Your instructions => Copy out every line of the data where the word "Sugars" is found.

Source records =>
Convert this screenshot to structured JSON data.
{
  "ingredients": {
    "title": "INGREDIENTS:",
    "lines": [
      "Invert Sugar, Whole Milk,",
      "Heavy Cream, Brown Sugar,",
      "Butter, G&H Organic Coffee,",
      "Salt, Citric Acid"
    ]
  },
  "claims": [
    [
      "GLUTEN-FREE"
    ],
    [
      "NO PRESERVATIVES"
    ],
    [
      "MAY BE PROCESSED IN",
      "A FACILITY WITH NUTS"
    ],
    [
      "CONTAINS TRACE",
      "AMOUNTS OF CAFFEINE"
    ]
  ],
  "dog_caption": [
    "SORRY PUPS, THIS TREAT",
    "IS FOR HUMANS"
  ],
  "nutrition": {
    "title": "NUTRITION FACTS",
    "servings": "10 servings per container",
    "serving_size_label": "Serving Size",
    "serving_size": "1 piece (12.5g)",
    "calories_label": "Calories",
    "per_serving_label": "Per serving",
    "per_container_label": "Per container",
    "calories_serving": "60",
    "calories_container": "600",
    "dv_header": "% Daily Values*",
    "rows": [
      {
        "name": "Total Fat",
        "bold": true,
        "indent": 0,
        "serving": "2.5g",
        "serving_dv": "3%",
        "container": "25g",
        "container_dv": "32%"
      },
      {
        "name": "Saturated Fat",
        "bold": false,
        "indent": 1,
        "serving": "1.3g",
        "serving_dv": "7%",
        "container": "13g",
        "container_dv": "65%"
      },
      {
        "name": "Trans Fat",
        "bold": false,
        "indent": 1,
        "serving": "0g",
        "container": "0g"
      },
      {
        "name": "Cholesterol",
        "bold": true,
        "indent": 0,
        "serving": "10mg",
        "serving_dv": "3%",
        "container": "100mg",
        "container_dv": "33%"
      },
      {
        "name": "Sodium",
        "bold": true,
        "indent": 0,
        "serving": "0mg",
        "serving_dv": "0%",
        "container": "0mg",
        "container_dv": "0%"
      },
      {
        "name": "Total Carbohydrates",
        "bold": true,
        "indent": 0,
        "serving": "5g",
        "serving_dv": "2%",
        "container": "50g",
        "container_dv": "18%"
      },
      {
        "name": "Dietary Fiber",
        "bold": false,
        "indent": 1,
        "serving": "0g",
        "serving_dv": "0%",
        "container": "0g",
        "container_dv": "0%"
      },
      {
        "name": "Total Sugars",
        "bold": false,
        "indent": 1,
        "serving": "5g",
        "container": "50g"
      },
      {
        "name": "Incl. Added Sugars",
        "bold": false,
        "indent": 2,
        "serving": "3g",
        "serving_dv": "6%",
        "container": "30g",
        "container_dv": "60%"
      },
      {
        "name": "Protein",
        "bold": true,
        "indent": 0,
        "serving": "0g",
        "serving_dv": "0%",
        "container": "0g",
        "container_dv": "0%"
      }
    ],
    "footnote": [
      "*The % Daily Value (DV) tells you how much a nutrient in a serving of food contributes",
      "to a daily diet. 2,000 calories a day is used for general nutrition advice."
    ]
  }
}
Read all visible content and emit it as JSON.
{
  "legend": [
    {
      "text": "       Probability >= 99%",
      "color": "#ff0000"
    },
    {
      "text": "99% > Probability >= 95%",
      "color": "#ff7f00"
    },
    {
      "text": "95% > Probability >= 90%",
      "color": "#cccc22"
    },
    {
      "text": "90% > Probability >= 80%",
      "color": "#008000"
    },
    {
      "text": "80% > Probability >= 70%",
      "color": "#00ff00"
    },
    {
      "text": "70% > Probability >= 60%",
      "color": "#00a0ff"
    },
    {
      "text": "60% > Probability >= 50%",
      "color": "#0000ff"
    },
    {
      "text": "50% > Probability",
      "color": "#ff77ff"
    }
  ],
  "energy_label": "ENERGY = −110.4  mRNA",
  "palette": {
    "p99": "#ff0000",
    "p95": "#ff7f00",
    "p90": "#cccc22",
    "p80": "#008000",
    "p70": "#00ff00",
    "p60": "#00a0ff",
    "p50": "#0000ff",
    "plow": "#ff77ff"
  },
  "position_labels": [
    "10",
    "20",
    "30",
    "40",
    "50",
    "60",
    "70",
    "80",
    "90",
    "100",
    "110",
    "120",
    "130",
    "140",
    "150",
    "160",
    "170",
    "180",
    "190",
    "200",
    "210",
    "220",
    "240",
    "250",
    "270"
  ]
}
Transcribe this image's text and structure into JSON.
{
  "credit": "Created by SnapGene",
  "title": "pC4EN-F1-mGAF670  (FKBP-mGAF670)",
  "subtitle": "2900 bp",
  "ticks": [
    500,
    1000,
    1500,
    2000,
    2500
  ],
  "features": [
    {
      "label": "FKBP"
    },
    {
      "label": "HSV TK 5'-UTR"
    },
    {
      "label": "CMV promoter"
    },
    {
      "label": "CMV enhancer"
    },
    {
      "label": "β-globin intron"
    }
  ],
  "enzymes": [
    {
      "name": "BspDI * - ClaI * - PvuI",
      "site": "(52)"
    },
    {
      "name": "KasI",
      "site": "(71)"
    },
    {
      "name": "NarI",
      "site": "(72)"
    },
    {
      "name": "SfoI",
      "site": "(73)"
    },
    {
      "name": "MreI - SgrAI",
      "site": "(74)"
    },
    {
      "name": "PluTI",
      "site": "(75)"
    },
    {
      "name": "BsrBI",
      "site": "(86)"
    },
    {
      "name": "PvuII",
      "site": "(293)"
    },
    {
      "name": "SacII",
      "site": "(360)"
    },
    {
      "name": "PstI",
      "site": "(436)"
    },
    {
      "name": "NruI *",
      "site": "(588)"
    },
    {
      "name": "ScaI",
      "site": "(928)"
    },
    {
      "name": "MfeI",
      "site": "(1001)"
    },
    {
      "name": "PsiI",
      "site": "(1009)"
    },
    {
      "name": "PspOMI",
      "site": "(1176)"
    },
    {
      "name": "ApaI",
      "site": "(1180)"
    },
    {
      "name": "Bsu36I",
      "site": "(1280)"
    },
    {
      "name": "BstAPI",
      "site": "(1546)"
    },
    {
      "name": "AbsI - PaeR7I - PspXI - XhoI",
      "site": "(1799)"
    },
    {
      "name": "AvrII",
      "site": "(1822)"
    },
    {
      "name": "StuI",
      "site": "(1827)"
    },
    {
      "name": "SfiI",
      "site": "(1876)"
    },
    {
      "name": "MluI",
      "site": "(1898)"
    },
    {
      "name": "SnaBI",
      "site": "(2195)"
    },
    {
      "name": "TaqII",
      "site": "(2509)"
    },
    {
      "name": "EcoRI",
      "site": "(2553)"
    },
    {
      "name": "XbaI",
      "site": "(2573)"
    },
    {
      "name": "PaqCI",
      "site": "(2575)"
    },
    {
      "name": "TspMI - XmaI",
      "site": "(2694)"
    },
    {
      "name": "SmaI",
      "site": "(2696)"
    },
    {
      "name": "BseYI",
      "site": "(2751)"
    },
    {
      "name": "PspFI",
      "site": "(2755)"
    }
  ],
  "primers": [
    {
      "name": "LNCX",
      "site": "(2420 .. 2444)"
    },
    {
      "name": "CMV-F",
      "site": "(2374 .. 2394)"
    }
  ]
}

Written response =>
        "name": "Total Sugars",
        "name": "Incl. Added Sugars",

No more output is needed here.